To be done:
A. Answer each question from the industrial revolution passage, one per line, marked (i), (ii), (iii):
(i) In what year did Wordsworth's The Excursion appear?
(ii) What is the title of Engels's 1845 book?
(iii) How many hours a day does Engels say the worker has made needle points or filed toothed wheels since early childhood?
B. For each statement, marked (i), (ii), (iii), say yes or no depending on whether it agrees with the industrial revolution passage, and quote the words that decide it:
(i) The Excursion is called a short poem.
(ii) Engels presented the life of rural peasants as close to idyllic.
(iii) Engels says that with steam the worker's muscular effort grew greater.
C. Reproduce the industrial revolution passage between "Of course, the" and "despair, and degradation.", inclusive, without changing a word.

Source excerpt:
Literary accounts of the alleged horrors of the industrial revolution are many. Some of these accounts focus on the aesthetics of Britain’s fast-changing economy of two centuries ago. In his 1814 long poem, The Excursion, William Wordsworth recognized that the “gainful Arts” better enabled Britain to produce for export so much that her “crowded ports” featured:
Freighted from every climate of the world
With the world’s choicest produce
But Wordsworth judged the price too high. He grieved:
when on the darker side
Of this great change I look; and there behold,
Through strong temptation of those gainful Arts,
Such outrage done to Nature as compels
The indignant Power to justify herself;
Yea to avenge her violated rights
For England’s bane
It’s true that industrialization builds factories, warehouses, and roads – and, today, also paved parking lots – on once-pristine riversides and meadows. And, at least in the 19th century, such visible, novel manifestations of economic growth were far easier to demonize than to romanticize. But it was also easy – too easy – to focus one’s gaze on admittedly unlovely industrial structures and miss the manifold improvements that the opportunities and outputs of these structures brought to the lives of ordinary people.
Of course, the countless critics of the industrial revolution deny that Britain’s stupendous economic growth beginning in the mid-18th century produced benefits for ordinary people who lived through those early years of growth. Instead, this growth is widely believed to have enriched only the real-life Scrooges and Thomas Gradgrinds, as it soiled the environment and, even worse, dragged the masses into unremitting misery, despair, and degradation.
After portraying the life of rural peasants as close to idyllic, Friedrich Engels – in his hugely influential 1845 book, The Condition of the Working Class in England – decried the hell of factory work in towns:
The division of labour has multiplied the brutalizing influences of forced work. In most branches the worker’s activity is reduced to some paltry, purely mechanical manipulation, repeated minute after minute, unchanged year after year. How much human feeling, what abilities can a man retain in his thirtieth year, who has made needle points or filed toothed wheels twelve hours every day from his early childhood, living all the time under the conditions forced upon the English proletarian? It is still the same thing since the introduction of steam. The worker’s activity is made easy, muscular effort is saved, but the work itself becomes unmeaning and monotonous to the last degree. It offers no field for mental activity, and claims just enough of his attention to keep him from thinking of anything else. And a sentence to such work, to work which takes his whole time for itself, leaving him scarcely time to eat and sleep, none for physical exercise in the open air, or the enjoyment of Nature, much less for mental activity, how can such a sentence help degrading a human being to the level of a brute? Once more the worker must choose, must either surrender himself to his fate, become a “good” workman, heed “faithfully” the interest of the bourgeoisie, in which case he most certainly becomes a brute, or else he must rebel, fight for his manhood to the last, and this he can only do in the fight against the bourgeoisie.

Raw data:
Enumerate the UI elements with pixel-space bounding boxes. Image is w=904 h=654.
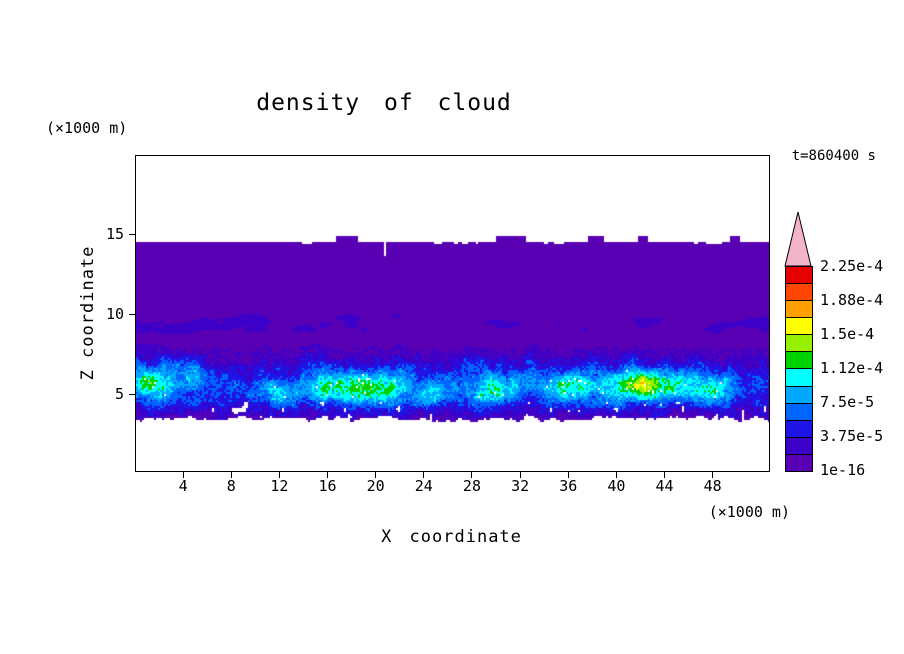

Exercise solutions:
A.
(i) 1814
(ii) The Condition of the Working Class in England
(iii) Twelve

B.
(i) No: "In his 1814 long poem, The Excursion"
(ii) Yes: "After portraying the life of rural peasants as close to idyllic"
(iii) No: "The worker’s activity is made easy, muscular effort is saved"

C.
Of course, the countless critics of the industrial revolution deny that Britain’s stupendous economic growth beginning in the mid-18th century produced benefits for ordinary people who lived through those early years of growth. Instead, this growth is widely believed to have enriched only the real-life Scrooges and Thomas Gradgrinds, as it soiled the environment and, even worse, dragged the masses into unremitting misery, despair, and degradation.